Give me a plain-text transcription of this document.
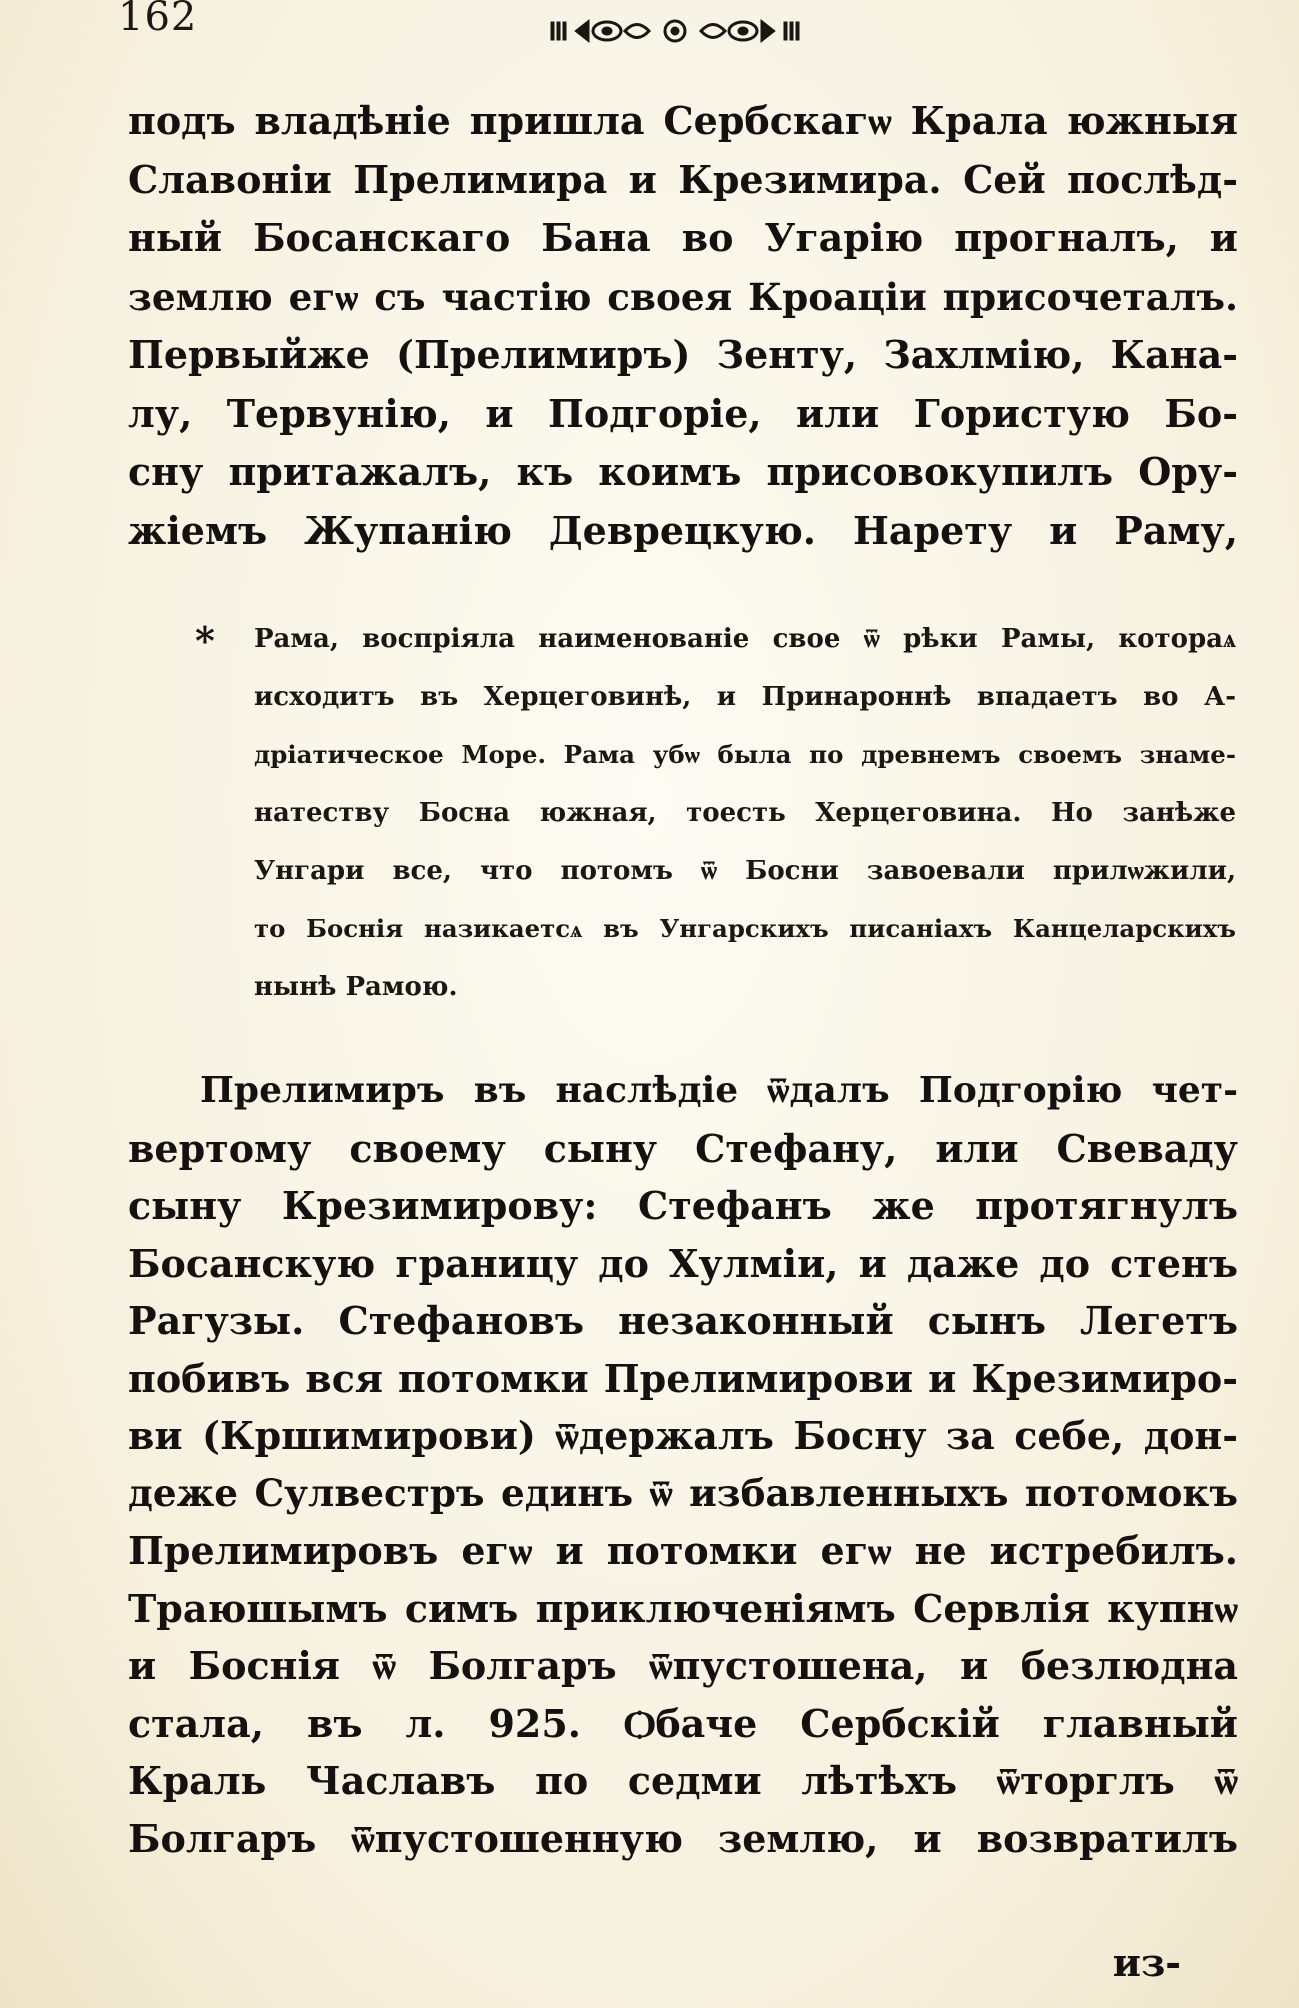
162
подъ владѣніе пришла Сербскагѡ Крала южныя
Славоніи Прелимира и Крезимира. Сей послѣд-
ный Босанскаго Бана во Угарію прогналъ, и
землю егѡ съ частію своея Кроаціи присочеталъ.
Первыйже (Прелимиръ) Зенту, Захлмію, Кана-
лу, Тервунію, и Подгоріе, или Гористую Бо-
сну притажалъ, къ коимъ присовокупилъ Ору-
жіемъ Жупанію Деврецкую. Нарету и Раму,
*	Рама, воспріяла наименованіе свое ѿ рѣки Рамы, котораѧ
исходитъ въ Херцеговинѣ, и Принароннѣ впадаетъ во А-
дріатическое Море. Рама убѡ была по древнемъ своемъ знаме-
натеству Босна южная, тоесть Херцеговина. Но занѣже
Унгари все, что потомъ ѿ Босни завоевали прилѡжили,
то Боснія назикаетсѧ въ Унгарскихъ писаніахъ Канцеларскихъ
нынѣ Рамою.
Прелимиръ въ наслѣдіе ѿдалъ Подгорію чет-
вертому своему сыну Стефану, или Свеваду
сыну Крезимирову: Стефанъ же протягнулъ
Босанскую границу до Хулміи, и даже до стенъ
Рагузы. Стефановъ незаконный сынъ Легетъ
побивъ вся потомки Прелимирови и Крезимиро-
ви (Кршимирови) ѿдержалъ Босну за себе, дон-
деже Сулвестръ единъ ѿ избавленныхъ потомокъ
Прелимировъ егѡ и потомки егѡ не истребилъ.
Траюшымъ симъ приключеніямъ Сервлія купнѡ
и Боснія ѿ Болгаръ ѿпустошена, и безлюдна
стала, въ л. 925. Ѻбаче Сербскій главный
Краль Чаславъ по седми лѣтѣхъ ѿторглъ ѿ
Болгаръ ѿпустошенную землю, и возвратилъ
из-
───
§ Do this:
Restate the data above word for word. Skip every picture.

§ Complete response:
Give me a plain-text transcription of this document.
162
подъ владѣніе пришла Сербскагѡ Крала южныя
Славоніи Прелимира и Крезимира. Сей послѣд-
ный Босанскаго Бана во Угарію прогналъ, и
землю егѡ съ частію своея Кроаціи присочеталъ.
Первыйже (Прелимиръ) Зенту, Захлмію, Кана-
лу, Тервунію, и Подгоріе, или Гористую Бо-
сну притажалъ, къ коимъ присовокупилъ Ору-
жіемъ Жупанію Деврецкую. Нарету и Раму,
*	Рама, воспріяла наименованіе свое ѿ рѣки Рамы, котораѧ
исходитъ въ Херцеговинѣ, и Принароннѣ впадаетъ во А-
дріатическое Море. Рама убѡ была по древнемъ своемъ знаме-
натеству Босна южная, тоесть Херцеговина. Но занѣже
Унгари все, что потомъ ѿ Босни завоевали прилѡжили,
то Боснія назикаетсѧ въ Унгарскихъ писаніахъ Канцеларскихъ
нынѣ Рамою.
Прелимиръ въ наслѣдіе ѿдалъ Подгорію чет-
вертому своему сыну Стефану, или Свеваду
сыну Крезимирову: Стефанъ же протягнулъ
Босанскую границу до Хулміи, и даже до стенъ
Рагузы. Стефановъ незаконный сынъ Легетъ
побивъ вся потомки Прелимирови и Крезимиро-
ви (Кршимирови) ѿдержалъ Босну за себе, дон-
деже Сулвестръ единъ ѿ избавленныхъ потомокъ
Прелимировъ егѡ и потомки егѡ не истребилъ.
Траюшымъ симъ приключеніямъ Сервлія купнѡ
и Боснія ѿ Болгаръ ѿпустошена, и безлюдна
стала, въ л. 925. Ѻбаче Сербскій главный
Краль Чаславъ по седми лѣтѣхъ ѿторглъ ѿ
Болгаръ ѿпустошенную землю, и возвратилъ
из-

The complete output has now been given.